* _WHAT YOU ARE ASKED TO DO_:
Count every line in the entries that contains "archivé". Report that count alone.

(Stored data)

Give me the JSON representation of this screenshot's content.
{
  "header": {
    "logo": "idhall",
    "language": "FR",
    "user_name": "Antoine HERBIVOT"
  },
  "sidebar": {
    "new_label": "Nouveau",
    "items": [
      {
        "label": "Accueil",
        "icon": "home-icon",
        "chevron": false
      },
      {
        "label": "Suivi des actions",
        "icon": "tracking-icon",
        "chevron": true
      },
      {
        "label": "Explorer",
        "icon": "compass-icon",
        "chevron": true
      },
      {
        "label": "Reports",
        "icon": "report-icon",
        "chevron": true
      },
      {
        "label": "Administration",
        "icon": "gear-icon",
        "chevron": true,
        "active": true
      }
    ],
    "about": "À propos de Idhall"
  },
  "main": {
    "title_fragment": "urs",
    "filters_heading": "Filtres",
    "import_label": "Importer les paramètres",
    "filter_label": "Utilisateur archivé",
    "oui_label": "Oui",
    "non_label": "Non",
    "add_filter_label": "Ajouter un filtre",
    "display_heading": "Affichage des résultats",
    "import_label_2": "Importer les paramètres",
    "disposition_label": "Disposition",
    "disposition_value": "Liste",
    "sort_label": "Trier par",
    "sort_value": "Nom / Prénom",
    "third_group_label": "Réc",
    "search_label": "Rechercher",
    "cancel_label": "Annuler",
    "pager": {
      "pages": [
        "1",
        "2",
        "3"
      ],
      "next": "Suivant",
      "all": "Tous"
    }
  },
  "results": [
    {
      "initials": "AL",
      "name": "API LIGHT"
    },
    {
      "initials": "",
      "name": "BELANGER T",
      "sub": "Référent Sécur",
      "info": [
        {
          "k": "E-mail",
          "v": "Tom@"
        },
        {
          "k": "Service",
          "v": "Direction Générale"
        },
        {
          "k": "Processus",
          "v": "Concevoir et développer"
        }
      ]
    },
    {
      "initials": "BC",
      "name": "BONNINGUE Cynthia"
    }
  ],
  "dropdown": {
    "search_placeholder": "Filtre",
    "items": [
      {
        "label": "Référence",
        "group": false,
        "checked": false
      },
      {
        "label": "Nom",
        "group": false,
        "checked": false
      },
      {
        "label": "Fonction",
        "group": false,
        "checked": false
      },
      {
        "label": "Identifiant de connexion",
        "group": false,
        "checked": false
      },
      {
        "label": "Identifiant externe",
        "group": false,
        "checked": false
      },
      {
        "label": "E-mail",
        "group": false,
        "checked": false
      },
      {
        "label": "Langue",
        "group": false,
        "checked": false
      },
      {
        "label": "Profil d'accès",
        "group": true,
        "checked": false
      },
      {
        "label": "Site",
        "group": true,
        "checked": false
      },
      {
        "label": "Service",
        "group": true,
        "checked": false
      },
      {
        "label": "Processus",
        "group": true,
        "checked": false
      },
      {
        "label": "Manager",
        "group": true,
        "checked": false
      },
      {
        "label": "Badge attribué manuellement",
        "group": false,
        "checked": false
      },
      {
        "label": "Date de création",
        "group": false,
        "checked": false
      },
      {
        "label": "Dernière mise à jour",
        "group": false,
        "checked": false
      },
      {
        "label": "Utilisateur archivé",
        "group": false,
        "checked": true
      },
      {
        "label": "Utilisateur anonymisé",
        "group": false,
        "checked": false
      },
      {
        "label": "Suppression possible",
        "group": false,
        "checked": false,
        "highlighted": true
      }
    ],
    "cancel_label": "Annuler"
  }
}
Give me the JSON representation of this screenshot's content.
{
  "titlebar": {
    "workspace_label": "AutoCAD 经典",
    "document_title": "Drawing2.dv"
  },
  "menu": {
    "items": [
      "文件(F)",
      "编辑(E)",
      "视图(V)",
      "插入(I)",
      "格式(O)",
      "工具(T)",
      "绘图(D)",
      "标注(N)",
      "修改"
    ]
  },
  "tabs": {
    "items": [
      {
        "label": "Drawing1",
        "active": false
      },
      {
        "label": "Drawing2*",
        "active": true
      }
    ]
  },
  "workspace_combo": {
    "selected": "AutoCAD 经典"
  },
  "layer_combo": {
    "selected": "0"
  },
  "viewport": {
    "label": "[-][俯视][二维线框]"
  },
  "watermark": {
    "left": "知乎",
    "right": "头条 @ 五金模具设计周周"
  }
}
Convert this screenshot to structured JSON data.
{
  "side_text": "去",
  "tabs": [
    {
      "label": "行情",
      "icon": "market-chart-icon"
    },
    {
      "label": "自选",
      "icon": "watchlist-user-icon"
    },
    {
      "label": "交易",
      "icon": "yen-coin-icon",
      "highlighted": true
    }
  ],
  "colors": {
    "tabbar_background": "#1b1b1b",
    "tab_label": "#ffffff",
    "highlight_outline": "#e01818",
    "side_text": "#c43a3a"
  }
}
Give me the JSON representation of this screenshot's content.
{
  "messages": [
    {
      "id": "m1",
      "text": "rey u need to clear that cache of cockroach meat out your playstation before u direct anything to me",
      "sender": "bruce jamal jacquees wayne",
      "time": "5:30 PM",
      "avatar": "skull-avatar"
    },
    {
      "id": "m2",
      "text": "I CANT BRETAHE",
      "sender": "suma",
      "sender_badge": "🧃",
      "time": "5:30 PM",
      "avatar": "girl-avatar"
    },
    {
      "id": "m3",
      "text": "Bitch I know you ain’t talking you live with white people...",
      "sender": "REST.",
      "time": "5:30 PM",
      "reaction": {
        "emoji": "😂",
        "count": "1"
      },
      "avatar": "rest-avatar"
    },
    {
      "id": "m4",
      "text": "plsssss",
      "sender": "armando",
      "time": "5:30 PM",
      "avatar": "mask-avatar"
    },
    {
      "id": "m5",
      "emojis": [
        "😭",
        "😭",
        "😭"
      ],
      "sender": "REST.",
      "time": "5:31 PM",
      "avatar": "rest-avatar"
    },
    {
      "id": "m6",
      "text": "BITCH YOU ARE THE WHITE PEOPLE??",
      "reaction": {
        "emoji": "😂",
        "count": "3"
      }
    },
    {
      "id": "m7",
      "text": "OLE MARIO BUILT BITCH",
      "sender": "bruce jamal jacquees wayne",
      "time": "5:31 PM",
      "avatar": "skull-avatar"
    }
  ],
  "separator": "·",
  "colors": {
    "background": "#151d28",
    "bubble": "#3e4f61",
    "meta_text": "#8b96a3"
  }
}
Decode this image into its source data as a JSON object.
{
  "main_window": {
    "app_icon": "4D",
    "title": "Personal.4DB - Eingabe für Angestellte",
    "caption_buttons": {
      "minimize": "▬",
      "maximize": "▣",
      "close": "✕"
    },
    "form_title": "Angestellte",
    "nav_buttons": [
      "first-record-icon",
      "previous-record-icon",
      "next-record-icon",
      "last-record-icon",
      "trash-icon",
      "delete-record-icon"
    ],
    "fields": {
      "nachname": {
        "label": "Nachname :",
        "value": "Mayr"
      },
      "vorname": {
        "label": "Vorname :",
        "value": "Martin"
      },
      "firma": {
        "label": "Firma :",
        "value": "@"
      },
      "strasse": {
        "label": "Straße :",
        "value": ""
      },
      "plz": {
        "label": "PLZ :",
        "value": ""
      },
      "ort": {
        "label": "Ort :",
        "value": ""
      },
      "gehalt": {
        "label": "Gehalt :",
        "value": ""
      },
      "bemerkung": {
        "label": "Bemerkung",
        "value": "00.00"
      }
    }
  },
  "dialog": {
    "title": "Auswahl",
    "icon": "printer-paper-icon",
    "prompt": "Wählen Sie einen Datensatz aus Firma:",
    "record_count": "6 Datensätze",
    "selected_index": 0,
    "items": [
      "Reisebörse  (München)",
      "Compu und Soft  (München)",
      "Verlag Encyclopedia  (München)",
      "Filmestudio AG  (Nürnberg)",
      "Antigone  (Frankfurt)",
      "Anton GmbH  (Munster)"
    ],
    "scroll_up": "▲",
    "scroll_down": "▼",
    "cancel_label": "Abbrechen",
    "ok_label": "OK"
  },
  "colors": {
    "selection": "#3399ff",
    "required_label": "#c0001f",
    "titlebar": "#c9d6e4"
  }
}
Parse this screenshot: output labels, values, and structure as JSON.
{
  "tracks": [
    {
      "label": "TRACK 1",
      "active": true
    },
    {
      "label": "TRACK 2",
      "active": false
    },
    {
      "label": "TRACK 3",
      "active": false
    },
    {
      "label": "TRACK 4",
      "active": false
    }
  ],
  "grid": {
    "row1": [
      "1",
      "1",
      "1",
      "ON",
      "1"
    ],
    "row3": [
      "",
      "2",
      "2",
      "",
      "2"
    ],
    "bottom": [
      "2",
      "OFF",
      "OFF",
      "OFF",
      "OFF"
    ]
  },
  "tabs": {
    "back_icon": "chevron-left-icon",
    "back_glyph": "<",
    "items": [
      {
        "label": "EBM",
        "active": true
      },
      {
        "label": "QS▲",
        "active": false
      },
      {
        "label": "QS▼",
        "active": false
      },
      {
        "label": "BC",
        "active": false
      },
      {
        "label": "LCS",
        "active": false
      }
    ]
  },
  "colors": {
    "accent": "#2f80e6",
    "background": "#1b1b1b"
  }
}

* _EXERCISE OUTPUT_:
2